┌──
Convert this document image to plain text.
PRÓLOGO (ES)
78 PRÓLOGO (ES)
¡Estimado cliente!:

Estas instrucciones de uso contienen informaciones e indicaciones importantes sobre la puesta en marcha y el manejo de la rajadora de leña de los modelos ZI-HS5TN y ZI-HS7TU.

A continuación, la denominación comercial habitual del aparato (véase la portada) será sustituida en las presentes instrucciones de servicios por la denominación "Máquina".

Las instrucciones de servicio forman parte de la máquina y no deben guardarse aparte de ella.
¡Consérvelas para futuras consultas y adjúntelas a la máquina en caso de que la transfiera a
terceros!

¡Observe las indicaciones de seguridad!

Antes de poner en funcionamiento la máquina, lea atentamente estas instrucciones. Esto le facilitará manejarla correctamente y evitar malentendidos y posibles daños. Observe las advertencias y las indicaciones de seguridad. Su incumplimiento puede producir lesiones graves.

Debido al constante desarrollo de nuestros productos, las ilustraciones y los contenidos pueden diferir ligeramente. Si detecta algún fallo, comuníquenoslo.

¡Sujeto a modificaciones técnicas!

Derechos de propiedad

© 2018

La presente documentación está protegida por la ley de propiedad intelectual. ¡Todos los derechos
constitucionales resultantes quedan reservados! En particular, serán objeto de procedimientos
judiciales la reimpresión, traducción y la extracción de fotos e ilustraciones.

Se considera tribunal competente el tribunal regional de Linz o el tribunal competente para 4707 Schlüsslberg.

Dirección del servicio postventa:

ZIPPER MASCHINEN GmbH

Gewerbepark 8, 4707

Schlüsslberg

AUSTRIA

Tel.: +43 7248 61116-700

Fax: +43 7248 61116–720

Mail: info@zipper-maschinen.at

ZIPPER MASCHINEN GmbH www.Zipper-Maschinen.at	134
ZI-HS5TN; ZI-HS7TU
└──
Each record above should be returned exactly as it appears.

_Solved exercise_.
Convert this document image to plain text.
PRÓLOGO (ES)
78 PRÓLOGO (ES)
¡Estimado cliente!:

Estas instrucciones de uso contienen informaciones e indicaciones importantes sobre la puesta en marcha y el manejo de la rajadora de leña de los modelos ZI-HS5TN y ZI-HS7TU.

A continuación, la denominación comercial habitual del aparato (véase la portada) será sustituida en las presentes instrucciones de servicios por la denominación "Máquina".

Las instrucciones de servicio forman parte de la máquina y no deben guardarse aparte de ella.
¡Consérvelas para futuras consultas y adjúntelas a la máquina en caso de que la transfiera a
terceros!

¡Observe las indicaciones de seguridad!

Antes de poner en funcionamiento la máquina, lea atentamente estas instrucciones. Esto le facilitará manejarla correctamente y evitar malentendidos y posibles daños. Observe las advertencias y las indicaciones de seguridad. Su incumplimiento puede producir lesiones graves.

Debido al constante desarrollo de nuestros productos, las ilustraciones y los contenidos pueden diferir ligeramente. Si detecta algún fallo, comuníquenoslo.

¡Sujeto a modificaciones técnicas!

Derechos de propiedad

© 2018

La presente documentación está protegida por la ley de propiedad intelectual. ¡Todos los derechos
constitucionales resultantes quedan reservados! En particular, serán objeto de procedimientos
judiciales la reimpresión, traducción y la extracción de fotos e ilustraciones.

Se considera tribunal competente el tribunal regional de Linz o el tribunal competente para 4707 Schlüsslberg.

Dirección del servicio postventa:

ZIPPER MASCHINEN GmbH

Gewerbepark 8, 4707

Schlüsslberg

AUSTRIA

Tel.: +43 7248 61116-700

Fax: +43 7248 61116–720

Mail: info@zipper-maschinen.at

ZIPPER MASCHINEN GmbH www.Zipper-Maschinen.at	134
ZI-HS5TN; ZI-HS7TU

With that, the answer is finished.